▶ _MATERIAL FOR THIS EXERCISE_:
::::

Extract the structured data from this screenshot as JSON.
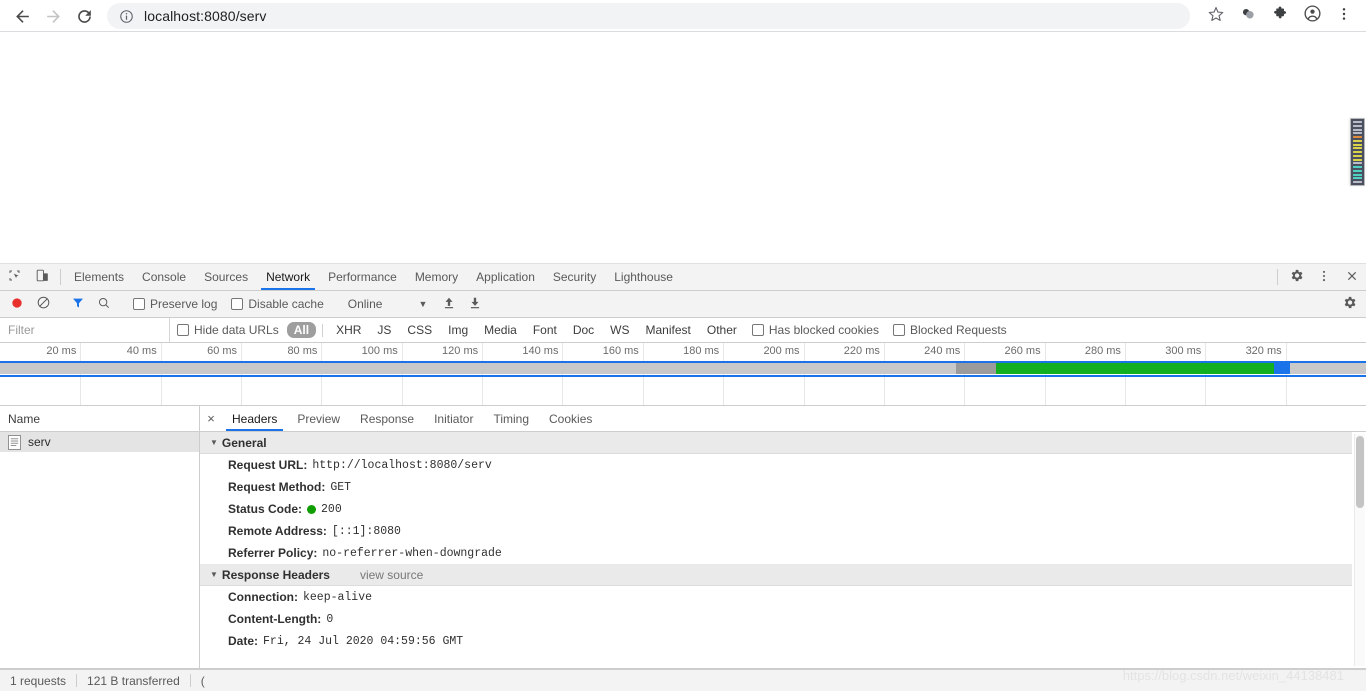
{
  "browser": {
    "back_icon": "back-arrow-icon",
    "forward_icon": "forward-arrow-icon",
    "reload_icon": "reload-icon",
    "info_icon": "site-info-icon",
    "url": "localhost:8080/serv",
    "star_icon": "bookmark-star-icon",
    "extension_icons": [
      "colorpick-extension-icon",
      "puzzle-extensions-icon"
    ],
    "profile_icon": "profile-avatar-icon",
    "menu_icon": "three-dot-menu-icon"
  },
  "devtools": {
    "inspect_icon": "inspect-element-icon",
    "device_toolbar_icon": "device-toolbar-icon",
    "tabs": [
      {
        "label": "Elements",
        "active": false
      },
      {
        "label": "Console",
        "active": false
      },
      {
        "label": "Sources",
        "active": false
      },
      {
        "label": "Network",
        "active": true
      },
      {
        "label": "Performance",
        "active": false
      },
      {
        "label": "Memory",
        "active": false
      },
      {
        "label": "Application",
        "active": false
      },
      {
        "label": "Security",
        "active": false
      },
      {
        "label": "Lighthouse",
        "active": false
      }
    ],
    "settings_icon": "gear-settings-icon",
    "more_icon": "three-dot-more-icon",
    "close_icon": "close-devtools-icon"
  },
  "network_toolbar": {
    "record_icon": "record-stop-icon",
    "clear_icon": "clear-network-log-icon",
    "filter_icon": "filter-funnel-icon",
    "search_icon": "search-magnifier-icon",
    "preserve_log_label": "Preserve log",
    "preserve_log_checked": false,
    "disable_cache_label": "Disable cache",
    "disable_cache_checked": false,
    "throttle_value": "Online",
    "throttle_caret_icon": "chevron-down-icon",
    "import_icon": "import-har-icon",
    "export_icon": "export-har-icon",
    "right_settings_icon": "network-settings-gear-icon"
  },
  "filter_bar": {
    "filter_placeholder": "Filter",
    "hide_data_urls_label": "Hide data URLs",
    "hide_data_urls_checked": false,
    "types": [
      {
        "label": "All",
        "selected": true
      },
      {
        "label": "XHR",
        "selected": false
      },
      {
        "label": "JS",
        "selected": false
      },
      {
        "label": "CSS",
        "selected": false
      },
      {
        "label": "Img",
        "selected": false
      },
      {
        "label": "Media",
        "selected": false
      },
      {
        "label": "Font",
        "selected": false
      },
      {
        "label": "Doc",
        "selected": false
      },
      {
        "label": "WS",
        "selected": false
      },
      {
        "label": "Manifest",
        "selected": false
      },
      {
        "label": "Other",
        "selected": false
      }
    ],
    "has_blocked_cookies_label": "Has blocked cookies",
    "has_blocked_cookies_checked": false,
    "blocked_requests_label": "Blocked Requests",
    "blocked_requests_checked": false
  },
  "chart_data": {
    "type": "area",
    "title": "Network overview timeline",
    "xlabel": "",
    "ylabel": "",
    "tick_labels": [
      "20 ms",
      "40 ms",
      "60 ms",
      "80 ms",
      "100 ms",
      "120 ms",
      "140 ms",
      "160 ms",
      "180 ms",
      "200 ms",
      "220 ms",
      "240 ms",
      "260 ms",
      "280 ms",
      "300 ms",
      "320 ms"
    ],
    "tick_values": [
      20,
      40,
      60,
      80,
      100,
      120,
      140,
      160,
      180,
      200,
      220,
      240,
      260,
      280,
      300,
      320
    ],
    "xlim": [
      0,
      340
    ],
    "grid": true,
    "series": [
      {
        "name": "serv",
        "segments": [
          {
            "phase": "stalled/queueing",
            "start_ms": 0,
            "end_ms": 238,
            "color": "#c9c9c9"
          },
          {
            "phase": "waiting-ttfb",
            "start_ms": 238,
            "end_ms": 248,
            "color": "#9b9b9b"
          },
          {
            "phase": "content-download",
            "start_ms": 248,
            "end_ms": 317,
            "color": "#12b020"
          },
          {
            "phase": "end-marker",
            "start_ms": 317,
            "end_ms": 321,
            "color": "#1a73e8"
          }
        ]
      }
    ]
  },
  "request_list": {
    "column_header": "Name",
    "rows": [
      {
        "name": "serv",
        "icon": "document-file-icon",
        "selected": true
      }
    ]
  },
  "detail_pane": {
    "close_label": "×",
    "tabs": [
      {
        "label": "Headers",
        "active": true
      },
      {
        "label": "Preview",
        "active": false
      },
      {
        "label": "Response",
        "active": false
      },
      {
        "label": "Initiator",
        "active": false
      },
      {
        "label": "Timing",
        "active": false
      },
      {
        "label": "Cookies",
        "active": false
      }
    ],
    "sections": [
      {
        "title": "General",
        "view_source": "",
        "rows": [
          {
            "key": "Request URL:",
            "value": "http://localhost:8080/serv",
            "status_dot": false
          },
          {
            "key": "Request Method:",
            "value": "GET",
            "status_dot": false
          },
          {
            "key": "Status Code:",
            "value": "200",
            "status_dot": true,
            "dot_color": "#0f9d00"
          },
          {
            "key": "Remote Address:",
            "value": "[::1]:8080",
            "status_dot": false
          },
          {
            "key": "Referrer Policy:",
            "value": "no-referrer-when-downgrade",
            "status_dot": false
          }
        ]
      },
      {
        "title": "Response Headers",
        "view_source": "view source",
        "rows": [
          {
            "key": "Connection:",
            "value": "keep-alive",
            "status_dot": false
          },
          {
            "key": "Content-Length:",
            "value": "0",
            "status_dot": false
          },
          {
            "key": "Date:",
            "value": "Fri, 24 Jul 2020 04:59:56 GMT",
            "status_dot": false
          }
        ]
      }
    ]
  },
  "status_bar": {
    "requests": "1 requests",
    "transferred": "121 B transferred",
    "extra": "("
  },
  "watermark": "https://blog.csdn.net/weixin_44138481",
  "colors": {
    "accent": "#1a73e8",
    "download_green": "#12b020",
    "status_green": "#0f9d00",
    "selected_filter_bg": "#9e9e9e"
  },
  "minimap_lines": [
    "#b9bcc6",
    "#b9bcc6",
    "#b9bcc6",
    "#b9bcc6",
    "#e08a3c",
    "#d9d34a",
    "#d9d34a",
    "#d9d34a",
    "#d9d34a",
    "#d9d34a",
    "#d9d34a",
    "#b9bcc6",
    "#4fd0c0",
    "#4fd0c0",
    "#4fd0c0",
    "#4fd0c0",
    "#b9bcc6"
  ]
}
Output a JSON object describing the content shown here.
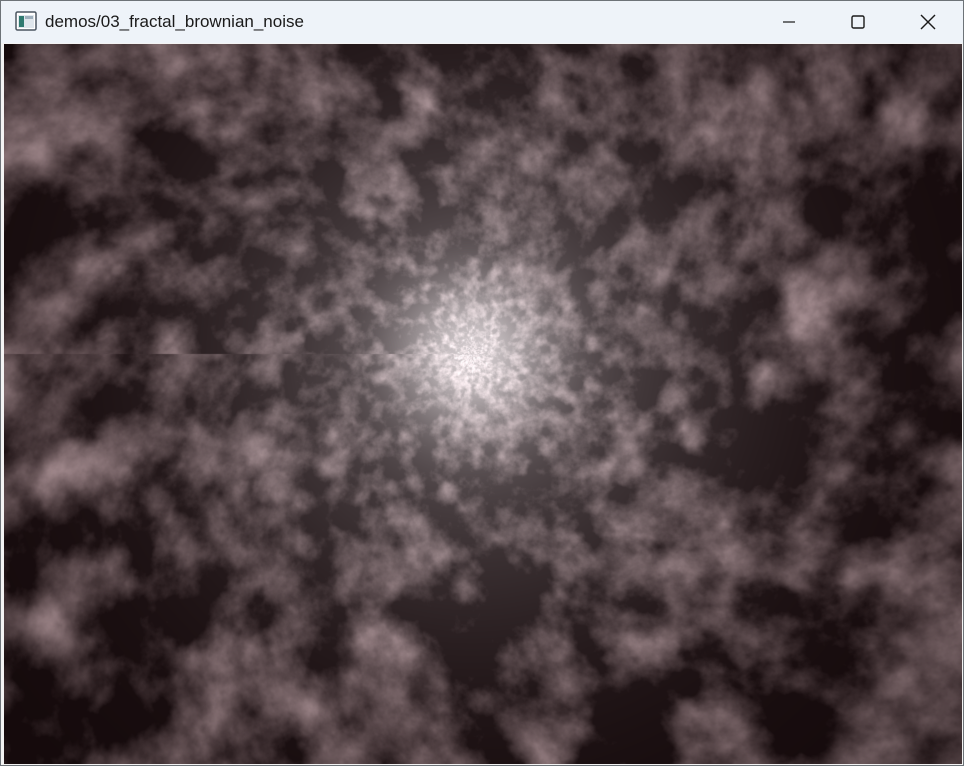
{
  "window": {
    "title": "demos/03_fractal_brownian_noise",
    "app_icon": "terminal-window-icon",
    "controls": {
      "minimize_icon": "minimize-icon",
      "maximize_icon": "maximize-icon",
      "close_icon": "close-icon"
    }
  },
  "render": {
    "description_colors": {
      "dark_spot": "#150707",
      "mid_tone": "#6e5a5c",
      "highlight": "#f4f1f2",
      "cloud_gray": "#8a8585"
    }
  }
}
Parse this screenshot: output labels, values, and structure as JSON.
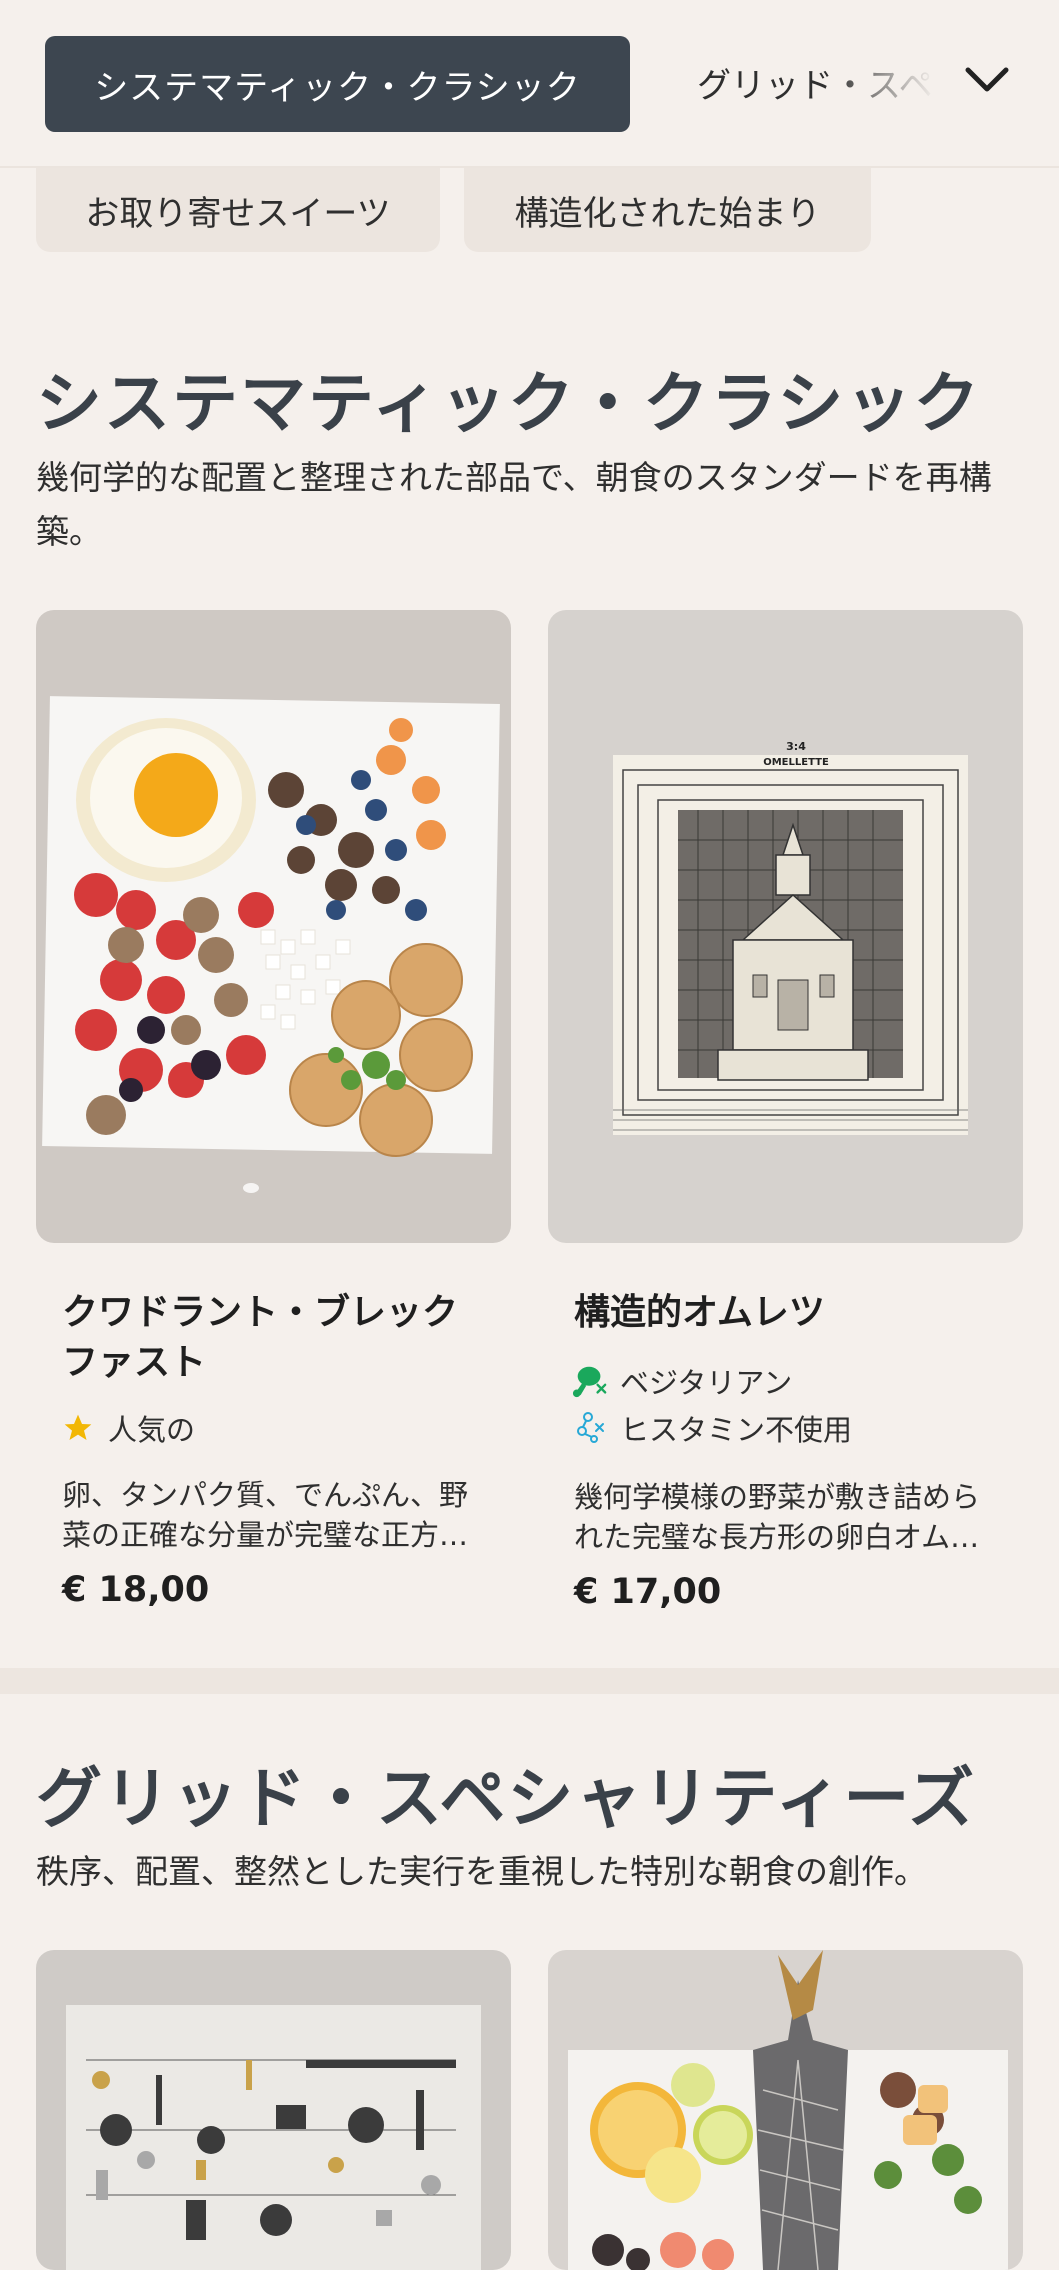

::::

Leave out all pictures and extract exactly the lines from the line with "Output a JSON" through the end of the material.

Output a JSON object describing the content shown here.
{
  "window": {
    "title": "demos/03_fractal_brownian_noise",
    "app_icon": "terminal-window-icon",
    "controls": {
      "minimize_icon": "minimize-icon",
      "maximize_icon": "maximize-icon",
      "close_icon": "close-icon"
    }
  },
  "render": {
    "description_colors": {
      "dark_spot": "#150707",
      "mid_tone": "#6e5a5c",
      "highlight": "#f4f1f2",
      "cloud_gray": "#8a8585"
    }
  }
}
Parse this screenshot: output labels, values, and structure as JSON.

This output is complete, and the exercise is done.